__About this task__. Each line of the records is to be returned verbatim, with the images omitted.

[Page content records]

•••••

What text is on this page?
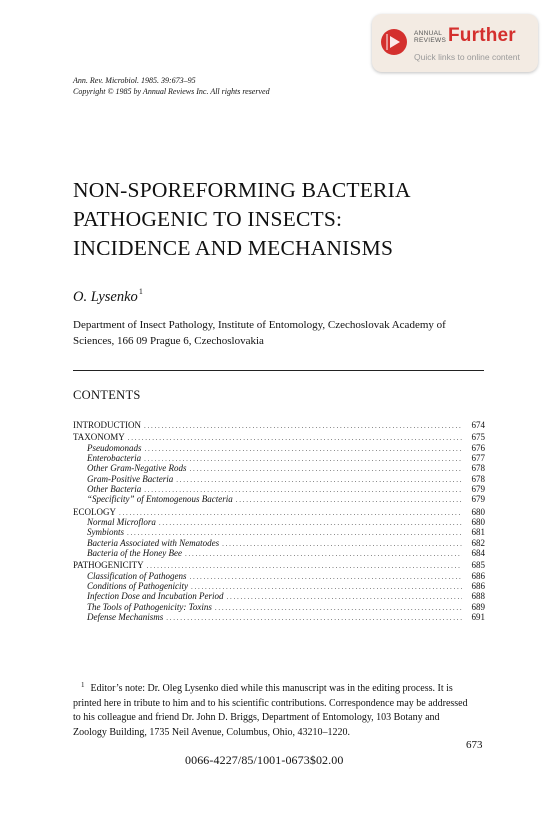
ANNUAL
REVIEWS Further
Quick links to online content
Ann. Rev. Microbiol. 1985. 39:673–95
Copyright © 1985 by Annual Reviews Inc. All rights reserved
NON-SPOREFORMING BACTERIA
PATHOGENIC TO INSECTS:
INCIDENCE AND MECHANISMS
O. Lysenko$^1$
Department of Insect Pathology, Institute of Entomology, Czechoslovak Academy of
Sciences, 166 09 Prague 6, Czechoslovakia
CONTENTS
INTRODUCTION . . .	674
TAXONOMY . . .	675
Pseudomonads . . .	676
Enterobacteria . . .	677
Other Gram-Negative Rods . . .	678
Gram-Positive Bacteria . . .	678
Other Bacteria . . .	679
“Specificity” of Entomogenous Bacteria . . .	679
ECOLOGY . . .	680
Normal Microflora . . .	680
Symbionts . . .	681
Bacteria Associated with Nematodes . . .	682
Bacteria of the Honey Bee . . .	684
PATHOGENICITY . . .	685
Classification of Pathogens . . .	686
Conditions of Pathogenicity . . .	686
Infection Dose and Incubation Period . . .	688
The Tools of Pathogenicity: Toxins . . .	689
Defense Mechanisms . . .	691
$^1$ Editor’s note: Dr. Oleg Lysenko died while this manuscript was in the editing process. It is
printed here in tribute to him and to his scientific contributions. Correspondence may be addressed
to his colleague and friend Dr. John D. Briggs, Department of Entomology, 103 Botany and
Zoology Building, 1735 Neil Avenue, Columbus, Ohio, 43210–1220.
673
0066-4227/85/1001-0673$02.00
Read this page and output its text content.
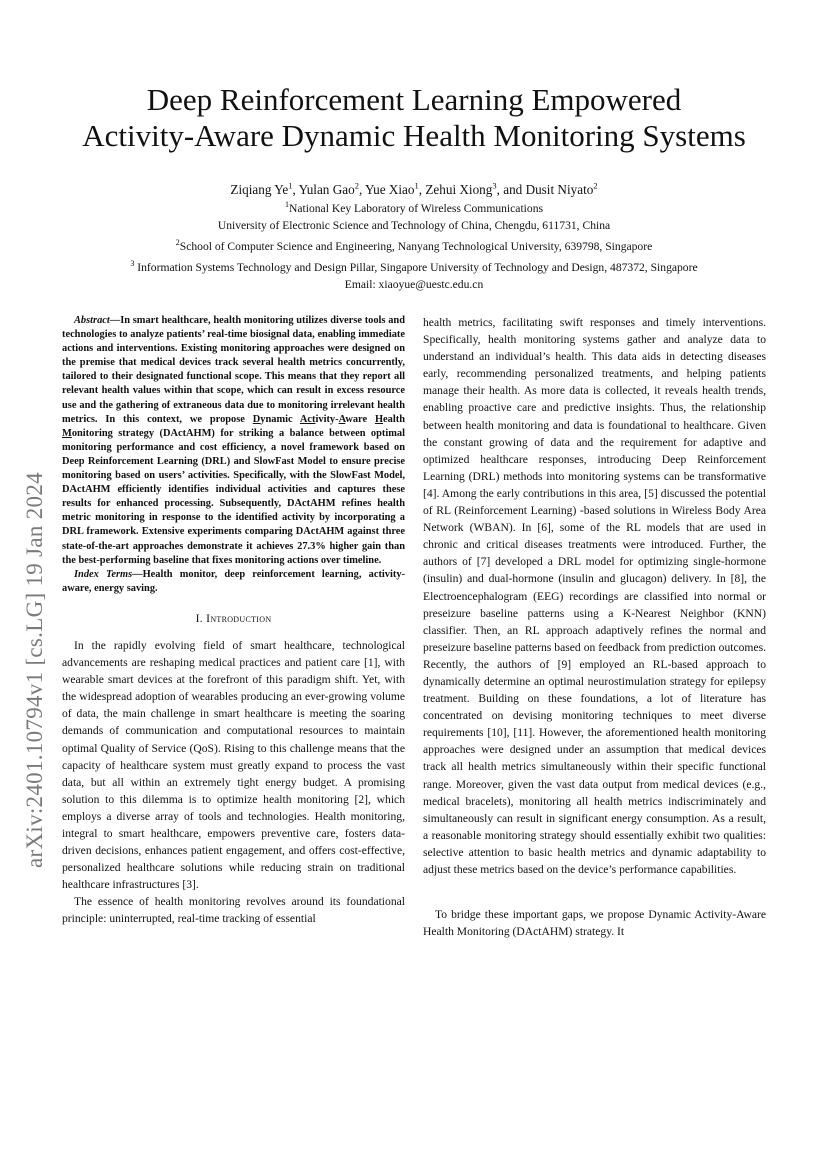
arXiv:2401.10794v1 [cs.LG] 19 Jan 2024
Deep Reinforcement Learning Empowered
Activity-Aware Dynamic Health Monitoring Systems
Ziqiang Ye$^1$, Yulan Gao$^2$, Yue Xiao$^1$, Zehui Xiong$^3$, and Dusit Niyato$^2$
$^1$National Key Laboratory of Wireless Communications
University of Electronic Science and Technology of China, Chengdu, 611731, China
$^2$School of Computer Science and Engineering, Nanyang Technological University, 639798, Singapore
$^3$ Information Systems Technology and Design Pillar, Singapore University of Technology and Design, 487372, Singapore
Email: xiaoyue@uestc.edu.cn

Abstract—In smart healthcare, health monitoring utilizes diverse tools and technologies to analyze patients’ real-time biosignal data, enabling immediate actions and interventions. Existing monitoring approaches were designed on the premise that medical devices track several health metrics concurrently, tailored to their designated functional scope. This means that they report all relevant health values within that scope, which can result in excess resource use and the gathering of extraneous data due to monitoring irrelevant health metrics. In this context, we propose Dynamic Activity-Aware Health Monitoring strategy (DActAHM) for striking a balance between optimal monitoring performance and cost efficiency, a novel framework based on Deep Reinforcement Learning (DRL) and SlowFast Model to ensure precise monitoring based on users’ activities. Specifically, with the SlowFast Model, DActAHM efficiently identifies individual activities and captures these results for enhanced processing. Subsequently, DActAHM refines health metric monitoring in response to the identified activity by incorporating a DRL framework. Extensive experiments comparing DActAHM against three state-of-the-art approaches demonstrate it achieves 27.3% higher gain than the best-performing baseline that fixes monitoring actions over timeline.

Index Terms—Health monitor, deep reinforcement learning, activity-aware, energy saving.

I. Introduction

In the rapidly evolving field of smart healthcare, technological advancements are reshaping medical practices and patient care [1], with wearable smart devices at the forefront of this paradigm shift. Yet, with the widespread adoption of wearables producing an ever-growing volume of data, the main challenge in smart healthcare is meeting the soaring demands of communication and computational resources to maintain optimal Quality of Service (QoS). Rising to this challenge means that the capacity of healthcare system must greatly expand to process the vast data, but all within an extremely tight energy budget. A promising solution to this dilemma is to optimize health monitoring [2], which employs a diverse array of tools and technologies. Health monitoring, integral to smart healthcare, empowers preventive care, fosters data-driven decisions, enhances patient engagement, and offers cost-effective, personalized healthcare solutions while reducing strain on traditional healthcare infrastructures [3].

The essence of health monitoring revolves around its foundational principle: uninterrupted, real-time tracking of essential

health metrics, facilitating swift responses and timely interventions. Specifically, health monitoring systems gather and analyze data to understand an individual’s health. This data aids in detecting diseases early, recommending personalized treatments, and helping patients manage their health. As more data is collected, it reveals health trends, enabling proactive care and predictive insights. Thus, the relationship between health monitoring and data is foundational to healthcare. Given the constant growing of data and the requirement for adaptive and optimized healthcare responses, introducing Deep Reinforcement Learning (DRL) methods into monitoring systems can be transformative [4]. Among the early contributions in this area, [5] discussed the potential of RL (Reinforcement Learning) -based solutions in Wireless Body Area Network (WBAN). In [6], some of the RL models that are used in chronic and critical diseases treatments were introduced. Further, the authors of [7] developed a DRL model for optimizing single-hormone (insulin) and dual-hormone (insulin and glucagon) delivery. In [8], the Electroencephalogram (EEG) recordings are classified into normal or preseizure baseline patterns using a K-Nearest Neighbor (KNN) classifier. Then, an RL approach adaptively refines the normal and preseizure baseline patterns based on feedback from prediction outcomes. Recently, the authors of [9] employed an RL-based approach to dynamically determine an optimal neurostimulation strategy for epilepsy treatment. Building on these foundations, a lot of literature has concentrated on devising monitoring techniques to meet diverse requirements [10], [11]. However, the aforementioned health monitoring approaches were designed under an assumption that medical devices track all health metrics simultaneously within their specific functional range. Moreover, given the vast data output from medical devices (e.g., medical bracelets), monitoring all health metrics indiscriminately and simultaneously can result in significant energy consumption. As a result, a reasonable monitoring strategy should essentially exhibit two qualities: selective attention to basic health metrics and dynamic adaptability to adjust these metrics based on the device’s performance capabilities.

To bridge these important gaps, we propose Dynamic Activity-Aware Health Monitoring (DActAHM) strategy. It
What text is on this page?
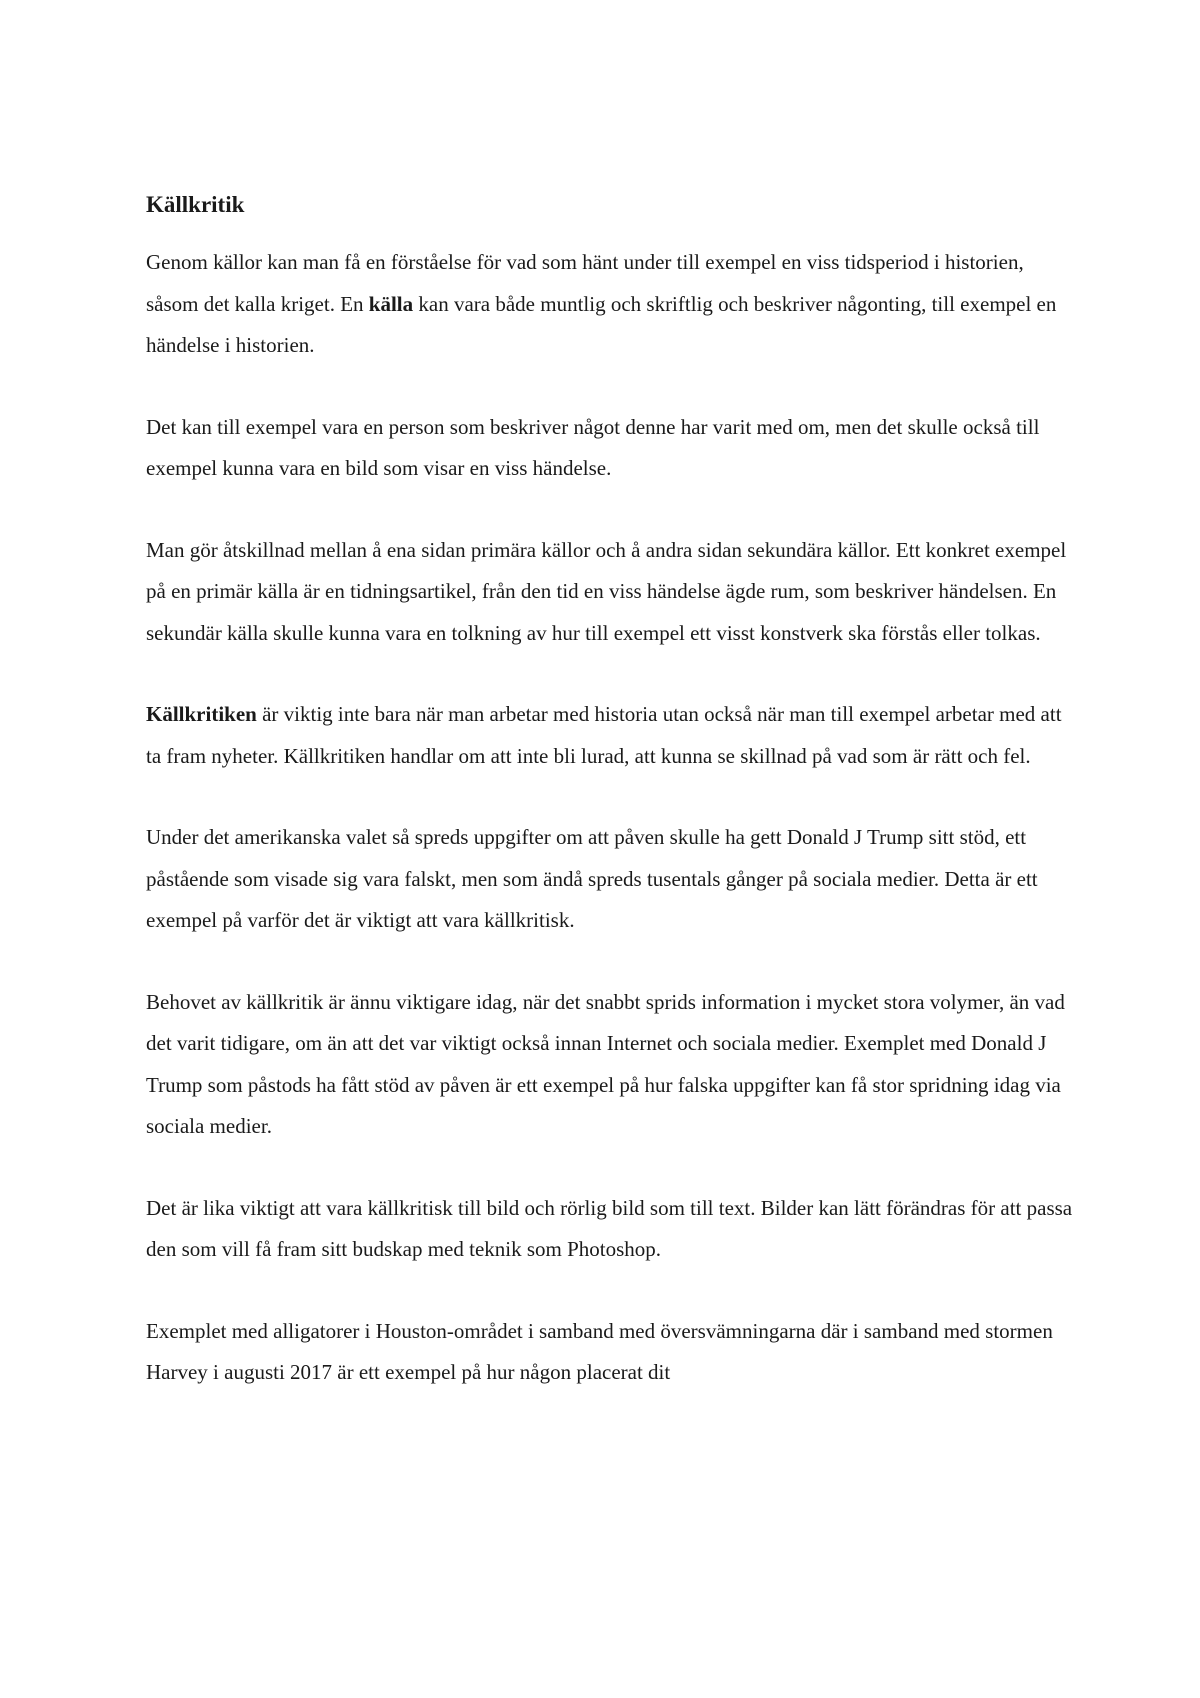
Källkritik

Genom källor kan man få en förståelse för vad som hänt under till exempel en viss tidsperiod i historien, såsom det kalla kriget. En källa kan vara både muntlig och skriftlig och beskriver någonting, till exempel en händelse i historien.

Det kan till exempel vara en person som beskriver något denne har varit med om, men det skulle också till exempel kunna vara en bild som visar en viss händelse.

Man gör åtskillnad mellan å ena sidan primära källor och å andra sidan sekundära källor. Ett konkret exempel på en primär källa är en tidningsartikel, från den tid en viss händelse ägde rum, som beskriver händelsen. En sekundär källa skulle kunna vara en tolkning av hur till exempel ett visst konstverk ska förstås eller tolkas.

Källkritiken är viktig inte bara när man arbetar med historia utan också när man till exempel arbetar med att ta fram nyheter. Källkritiken handlar om att inte bli lurad, att kunna se skillnad på vad som är rätt och fel.

Under det amerikanska valet så spreds uppgifter om att påven skulle ha gett Donald J Trump sitt stöd, ett påstående som visade sig vara falskt, men som ändå spreds tusentals gånger på sociala medier. Detta är ett exempel på varför det är viktigt att vara källkritisk.

Behovet av källkritik är ännu viktigare idag, när det snabbt sprids information i mycket stora volymer, än vad det varit tidigare, om än att det var viktigt också innan Internet och sociala medier. Exemplet med Donald J Trump som påstods ha fått stöd av påven är ett exempel på hur falska uppgifter kan få stor spridning idag via sociala medier.

Det är lika viktigt att vara källkritisk till bild och rörlig bild som till text. Bilder kan lätt förändras för att passa den som vill få fram sitt budskap med teknik som Photoshop.

Exemplet med alligatorer i Houston-området i samband med översvämningarna där i samband med stormen Harvey i augusti 2017 är ett exempel på hur någon placerat dit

•••••

__Your response__.
What text is on this page?
ANNUAL
REVIEWS Further
Quick links to online content
Ann. Rev. Microbiol. 1985. 39:673–95
Copyright © 1985 by Annual Reviews Inc. All rights reserved
NON-SPOREFORMING BACTERIA
PATHOGENIC TO INSECTS:
INCIDENCE AND MECHANISMS
O. Lysenko$^1$
Department of Insect Pathology, Institute of Entomology, Czechoslovak Academy of
Sciences, 166 09 Prague 6, Czechoslovakia
CONTENTS
INTRODUCTION . . .	674
TAXONOMY . . .	675
Pseudomonads . . .	676
Enterobacteria . . .	677
Other Gram-Negative Rods . . .	678
Gram-Positive Bacteria . . .	678
Other Bacteria . . .	679
“Specificity” of Entomogenous Bacteria . . .	679
ECOLOGY . . .	680
Normal Microflora . . .	680
Symbionts . . .	681
Bacteria Associated with Nematodes . . .	682
Bacteria of the Honey Bee . . .	684
PATHOGENICITY . . .	685
Classification of Pathogens . . .	686
Conditions of Pathogenicity . . .	686
Infection Dose and Incubation Period . . .	688
The Tools of Pathogenicity: Toxins . . .	689
Defense Mechanisms . . .	691
$^1$ Editor’s note: Dr. Oleg Lysenko died while this manuscript was in the editing process. It is
printed here in tribute to him and to his scientific contributions. Correspondence may be addressed
to his colleague and friend Dr. John D. Briggs, Department of Entomology, 103 Botany and
Zoology Building, 1735 Neil Avenue, Columbus, Ohio, 43210–1220.
673
0066-4227/85/1001-0673$02.00
Read this page and output its text content.
arXiv:2401.10794v1 [cs.LG] 19 Jan 2024
Deep Reinforcement Learning Empowered
Activity-Aware Dynamic Health Monitoring Systems
Ziqiang Ye$^1$, Yulan Gao$^2$, Yue Xiao$^1$, Zehui Xiong$^3$, and Dusit Niyato$^2$
$^1$National Key Laboratory of Wireless Communications
University of Electronic Science and Technology of China, Chengdu, 611731, China
$^2$School of Computer Science and Engineering, Nanyang Technological University, 639798, Singapore
$^3$ Information Systems Technology and Design Pillar, Singapore University of Technology and Design, 487372, Singapore
Email: xiaoyue@uestc.edu.cn

Abstract—In smart healthcare, health monitoring utilizes diverse tools and technologies to analyze patients’ real-time biosignal data, enabling immediate actions and interventions. Existing monitoring approaches were designed on the premise that medical devices track several health metrics concurrently, tailored to their designated functional scope. This means that they report all relevant health values within that scope, which can result in excess resource use and the gathering of extraneous data due to monitoring irrelevant health metrics. In this context, we propose Dynamic Activity-Aware Health Monitoring strategy (DActAHM) for striking a balance between optimal monitoring performance and cost efficiency, a novel framework based on Deep Reinforcement Learning (DRL) and SlowFast Model to ensure precise monitoring based on users’ activities. Specifically, with the SlowFast Model, DActAHM efficiently identifies individual activities and captures these results for enhanced processing. Subsequently, DActAHM refines health metric monitoring in response to the identified activity by incorporating a DRL framework. Extensive experiments comparing DActAHM against three state-of-the-art approaches demonstrate it achieves 27.3% higher gain than the best-performing baseline that fixes monitoring actions over timeline.

Index Terms—Health monitor, deep reinforcement learning, activity-aware, energy saving.

I. Introduction

In the rapidly evolving field of smart healthcare, technological advancements are reshaping medical practices and patient care [1], with wearable smart devices at the forefront of this paradigm shift. Yet, with the widespread adoption of wearables producing an ever-growing volume of data, the main challenge in smart healthcare is meeting the soaring demands of communication and computational resources to maintain optimal Quality of Service (QoS). Rising to this challenge means that the capacity of healthcare system must greatly expand to process the vast data, but all within an extremely tight energy budget. A promising solution to this dilemma is to optimize health monitoring [2], which employs a diverse array of tools and technologies. Health monitoring, integral to smart healthcare, empowers preventive care, fosters data-driven decisions, enhances patient engagement, and offers cost-effective, personalized healthcare solutions while reducing strain on traditional healthcare infrastructures [3].

The essence of health monitoring revolves around its foundational principle: uninterrupted, real-time tracking of essential

health metrics, facilitating swift responses and timely interventions. Specifically, health monitoring systems gather and analyze data to understand an individual’s health. This data aids in detecting diseases early, recommending personalized treatments, and helping patients manage their health. As more data is collected, it reveals health trends, enabling proactive care and predictive insights. Thus, the relationship between health monitoring and data is foundational to healthcare. Given the constant growing of data and the requirement for adaptive and optimized healthcare responses, introducing Deep Reinforcement Learning (DRL) methods into monitoring systems can be transformative [4]. Among the early contributions in this area, [5] discussed the potential of RL (Reinforcement Learning) -based solutions in Wireless Body Area Network (WBAN). In [6], some of the RL models that are used in chronic and critical diseases treatments were introduced. Further, the authors of [7] developed a DRL model for optimizing single-hormone (insulin) and dual-hormone (insulin and glucagon) delivery. In [8], the Electroencephalogram (EEG) recordings are classified into normal or preseizure baseline patterns using a K-Nearest Neighbor (KNN) classifier. Then, an RL approach adaptively refines the normal and preseizure baseline patterns based on feedback from prediction outcomes. Recently, the authors of [9] employed an RL-based approach to dynamically determine an optimal neurostimulation strategy for epilepsy treatment. Building on these foundations, a lot of literature has concentrated on devising monitoring techniques to meet diverse requirements [10], [11]. However, the aforementioned health monitoring approaches were designed under an assumption that medical devices track all health metrics simultaneously within their specific functional range. Moreover, given the vast data output from medical devices (e.g., medical bracelets), monitoring all health metrics indiscriminately and simultaneously can result in significant energy consumption. As a result, a reasonable monitoring strategy should essentially exhibit two qualities: selective attention to basic health metrics and dynamic adaptability to adjust these metrics based on the device’s performance capabilities.

To bridge these important gaps, we propose Dynamic Activity-Aware Health Monitoring (DActAHM) strategy. It
What text is on this page?
Källkritik

Genom källor kan man få en förståelse för vad som hänt under till exempel en viss tidsperiod i historien, såsom det kalla kriget. En källa kan vara både muntlig och skriftlig och beskriver någonting, till exempel en händelse i historien.

Det kan till exempel vara en person som beskriver något denne har varit med om, men det skulle också till exempel kunna vara en bild som visar en viss händelse.

Man gör åtskillnad mellan å ena sidan primära källor och å andra sidan sekundära källor. Ett konkret exempel på en primär källa är en tidningsartikel, från den tid en viss händelse ägde rum, som beskriver händelsen. En sekundär källa skulle kunna vara en tolkning av hur till exempel ett visst konstverk ska förstås eller tolkas.

Källkritiken är viktig inte bara när man arbetar med historia utan också när man till exempel arbetar med att ta fram nyheter. Källkritiken handlar om att inte bli lurad, att kunna se skillnad på vad som är rätt och fel.

Under det amerikanska valet så spreds uppgifter om att påven skulle ha gett Donald J Trump sitt stöd, ett påstående som visade sig vara falskt, men som ändå spreds tusentals gånger på sociala medier. Detta är ett exempel på varför det är viktigt att vara källkritisk.

Behovet av källkritik är ännu viktigare idag, när det snabbt sprids information i mycket stora volymer, än vad det varit tidigare, om än att det var viktigt också innan Internet och sociala medier. Exemplet med Donald J Trump som påstods ha fått stöd av påven är ett exempel på hur falska uppgifter kan få stor spridning idag via sociala medier.

Det är lika viktigt att vara källkritisk till bild och rörlig bild som till text. Bilder kan lätt förändras för att passa den som vill få fram sitt budskap med teknik som Photoshop.

Exemplet med alligatorer i Houston-området i samband med översvämningarna där i samband med stormen Harvey i augusti 2017 är ett exempel på hur någon placerat dit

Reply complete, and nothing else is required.